WORK TO COMPLETE
Your task is to print all of the data word for word.

EXERCISE INPUT

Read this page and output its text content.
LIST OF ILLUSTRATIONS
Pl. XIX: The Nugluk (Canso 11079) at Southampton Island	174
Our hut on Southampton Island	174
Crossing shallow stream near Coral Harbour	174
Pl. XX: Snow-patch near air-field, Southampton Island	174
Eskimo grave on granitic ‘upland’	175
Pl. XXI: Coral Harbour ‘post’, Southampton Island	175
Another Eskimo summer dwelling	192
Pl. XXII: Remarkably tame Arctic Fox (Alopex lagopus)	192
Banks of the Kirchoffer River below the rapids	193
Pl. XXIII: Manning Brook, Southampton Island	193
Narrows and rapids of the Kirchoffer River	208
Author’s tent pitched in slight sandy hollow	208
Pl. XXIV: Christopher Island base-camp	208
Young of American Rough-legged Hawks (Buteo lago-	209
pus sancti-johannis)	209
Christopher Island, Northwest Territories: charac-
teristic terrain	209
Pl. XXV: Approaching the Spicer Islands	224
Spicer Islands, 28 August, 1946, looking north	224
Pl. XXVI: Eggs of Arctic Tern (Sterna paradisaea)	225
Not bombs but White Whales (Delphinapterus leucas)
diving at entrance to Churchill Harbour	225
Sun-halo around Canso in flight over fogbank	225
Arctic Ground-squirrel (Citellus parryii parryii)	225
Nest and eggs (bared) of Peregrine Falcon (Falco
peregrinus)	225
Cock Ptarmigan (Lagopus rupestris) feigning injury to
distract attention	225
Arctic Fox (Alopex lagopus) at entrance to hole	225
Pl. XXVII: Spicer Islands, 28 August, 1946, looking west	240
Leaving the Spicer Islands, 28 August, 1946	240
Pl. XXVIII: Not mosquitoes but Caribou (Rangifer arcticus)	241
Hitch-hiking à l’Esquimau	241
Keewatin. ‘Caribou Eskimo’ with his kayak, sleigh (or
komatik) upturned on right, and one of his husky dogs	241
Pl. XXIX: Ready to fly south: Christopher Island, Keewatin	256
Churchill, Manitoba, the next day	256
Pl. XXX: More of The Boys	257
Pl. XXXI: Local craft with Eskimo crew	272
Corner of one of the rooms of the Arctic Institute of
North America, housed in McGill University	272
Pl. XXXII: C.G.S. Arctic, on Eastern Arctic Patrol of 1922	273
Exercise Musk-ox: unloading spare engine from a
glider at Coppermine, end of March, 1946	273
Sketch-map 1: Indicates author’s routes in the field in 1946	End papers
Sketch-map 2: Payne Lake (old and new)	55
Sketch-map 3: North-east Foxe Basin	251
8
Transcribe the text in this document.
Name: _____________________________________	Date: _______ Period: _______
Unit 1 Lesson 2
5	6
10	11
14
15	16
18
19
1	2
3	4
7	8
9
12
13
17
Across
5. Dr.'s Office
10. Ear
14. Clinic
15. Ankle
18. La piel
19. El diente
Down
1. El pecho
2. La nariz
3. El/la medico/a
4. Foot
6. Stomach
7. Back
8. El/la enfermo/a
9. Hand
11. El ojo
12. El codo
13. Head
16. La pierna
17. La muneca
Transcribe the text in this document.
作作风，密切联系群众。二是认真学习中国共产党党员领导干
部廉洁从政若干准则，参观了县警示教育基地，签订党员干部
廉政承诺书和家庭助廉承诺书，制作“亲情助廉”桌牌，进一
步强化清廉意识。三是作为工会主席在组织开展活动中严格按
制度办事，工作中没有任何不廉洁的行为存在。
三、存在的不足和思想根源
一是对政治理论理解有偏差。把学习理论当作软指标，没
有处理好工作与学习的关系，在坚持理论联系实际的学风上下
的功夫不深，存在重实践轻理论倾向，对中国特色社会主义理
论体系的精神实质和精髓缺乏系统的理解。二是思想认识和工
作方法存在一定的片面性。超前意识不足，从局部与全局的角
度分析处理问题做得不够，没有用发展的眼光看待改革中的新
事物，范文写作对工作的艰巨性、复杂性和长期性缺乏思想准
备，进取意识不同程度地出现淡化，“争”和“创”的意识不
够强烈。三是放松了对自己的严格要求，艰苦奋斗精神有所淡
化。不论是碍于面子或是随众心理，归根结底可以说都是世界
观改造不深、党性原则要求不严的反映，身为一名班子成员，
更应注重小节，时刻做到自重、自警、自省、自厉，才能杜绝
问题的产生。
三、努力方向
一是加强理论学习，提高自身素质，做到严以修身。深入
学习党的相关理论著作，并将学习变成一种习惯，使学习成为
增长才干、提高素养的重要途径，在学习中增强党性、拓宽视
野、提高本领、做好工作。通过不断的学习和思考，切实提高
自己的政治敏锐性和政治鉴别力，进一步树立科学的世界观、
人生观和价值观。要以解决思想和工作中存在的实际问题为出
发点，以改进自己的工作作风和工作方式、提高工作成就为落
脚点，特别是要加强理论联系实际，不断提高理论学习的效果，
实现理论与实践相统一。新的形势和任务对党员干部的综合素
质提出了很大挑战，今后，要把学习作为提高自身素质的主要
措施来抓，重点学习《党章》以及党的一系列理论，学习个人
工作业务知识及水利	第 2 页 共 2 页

SOLUTION FOR THIS PROBLEM
Read this page and output its text content.
LIST OF ILLUSTRATIONS
Pl. XIX: The Nugluk (Canso 11079) at Southampton Island	174
Our hut on Southampton Island	174
Crossing shallow stream near Coral Harbour	174
Pl. XX: Snow-patch near air-field, Southampton Island	174
Eskimo grave on granitic ‘upland’	175
Pl. XXI: Coral Harbour ‘post’, Southampton Island	175
Another Eskimo summer dwelling	192
Pl. XXII: Remarkably tame Arctic Fox (Alopex lagopus)	192
Banks of the Kirchoffer River below the rapids	193
Pl. XXIII: Manning Brook, Southampton Island	193
Narrows and rapids of the Kirchoffer River	208
Author’s tent pitched in slight sandy hollow	208
Pl. XXIV: Christopher Island base-camp	208
Young of American Rough-legged Hawks (Buteo lago-	209
pus sancti-johannis)	209
Christopher Island, Northwest Territories: charac-
teristic terrain	209
Pl. XXV: Approaching the Spicer Islands	224
Spicer Islands, 28 August, 1946, looking north	224
Pl. XXVI: Eggs of Arctic Tern (Sterna paradisaea)	225
Not bombs but White Whales (Delphinapterus leucas)
diving at entrance to Churchill Harbour	225
Sun-halo around Canso in flight over fogbank	225
Arctic Ground-squirrel (Citellus parryii parryii)	225
Nest and eggs (bared) of Peregrine Falcon (Falco
peregrinus)	225
Cock Ptarmigan (Lagopus rupestris) feigning injury to
distract attention	225
Arctic Fox (Alopex lagopus) at entrance to hole	225
Pl. XXVII: Spicer Islands, 28 August, 1946, looking west	240
Leaving the Spicer Islands, 28 August, 1946	240
Pl. XXVIII: Not mosquitoes but Caribou (Rangifer arcticus)	241
Hitch-hiking à l’Esquimau	241
Keewatin. ‘Caribou Eskimo’ with his kayak, sleigh (or
komatik) upturned on right, and one of his husky dogs	241
Pl. XXIX: Ready to fly south: Christopher Island, Keewatin	256
Churchill, Manitoba, the next day	256
Pl. XXX: More of The Boys	257
Pl. XXXI: Local craft with Eskimo crew	272
Corner of one of the rooms of the Arctic Institute of
North America, housed in McGill University	272
Pl. XXXII: C.G.S. Arctic, on Eastern Arctic Patrol of 1922	273
Exercise Musk-ox: unloading spare engine from a
glider at Coppermine, end of March, 1946	273
Sketch-map 1: Indicates author’s routes in the field in 1946	End papers
Sketch-map 2: Payne Lake (old and new)	55
Sketch-map 3: North-east Foxe Basin	251
8
Transcribe the text in this document.
Name: _____________________________________	Date: _______ Period: _______
Unit 1 Lesson 2
5	6
10	11
14
15	16
18
19
1	2
3	4
7	8
9
12
13
17
Across
5. Dr.'s Office
10. Ear
14. Clinic
15. Ankle
18. La piel
19. El diente
Down
1. El pecho
2. La nariz
3. El/la medico/a
4. Foot
6. Stomach
7. Back
8. El/la enfermo/a
9. Hand
11. El ojo
12. El codo
13. Head
16. La pierna
17. La muneca
Transcribe the text in this document.
作作风，密切联系群众。二是认真学习中国共产党党员领导干
部廉洁从政若干准则，参观了县警示教育基地，签订党员干部
廉政承诺书和家庭助廉承诺书，制作“亲情助廉”桌牌，进一
步强化清廉意识。三是作为工会主席在组织开展活动中严格按
制度办事，工作中没有任何不廉洁的行为存在。
三、存在的不足和思想根源
一是对政治理论理解有偏差。把学习理论当作软指标，没
有处理好工作与学习的关系，在坚持理论联系实际的学风上下
的功夫不深，存在重实践轻理论倾向，对中国特色社会主义理
论体系的精神实质和精髓缺乏系统的理解。二是思想认识和工
作方法存在一定的片面性。超前意识不足，从局部与全局的角
度分析处理问题做得不够，没有用发展的眼光看待改革中的新
事物，范文写作对工作的艰巨性、复杂性和长期性缺乏思想准
备，进取意识不同程度地出现淡化，“争”和“创”的意识不
够强烈。三是放松了对自己的严格要求，艰苦奋斗精神有所淡
化。不论是碍于面子或是随众心理，归根结底可以说都是世界
观改造不深、党性原则要求不严的反映，身为一名班子成员，
更应注重小节，时刻做到自重、自警、自省、自厉，才能杜绝
问题的产生。
三、努力方向
一是加强理论学习，提高自身素质，做到严以修身。深入
学习党的相关理论著作，并将学习变成一种习惯，使学习成为
增长才干、提高素养的重要途径，在学习中增强党性、拓宽视
野、提高本领、做好工作。通过不断的学习和思考，切实提高
自己的政治敏锐性和政治鉴别力，进一步树立科学的世界观、
人生观和价值观。要以解决思想和工作中存在的实际问题为出
发点，以改进自己的工作作风和工作方式、提高工作成就为落
脚点，特别是要加强理论联系实际，不断提高理论学习的效果，
实现理论与实践相统一。新的形势和任务对党员干部的综合素
质提出了很大挑战，今后，要把学习作为提高自身素质的主要
措施来抓，重点学习《党章》以及党的一系列理论，学习个人
工作业务知识及水利	第 2 页 共 2 页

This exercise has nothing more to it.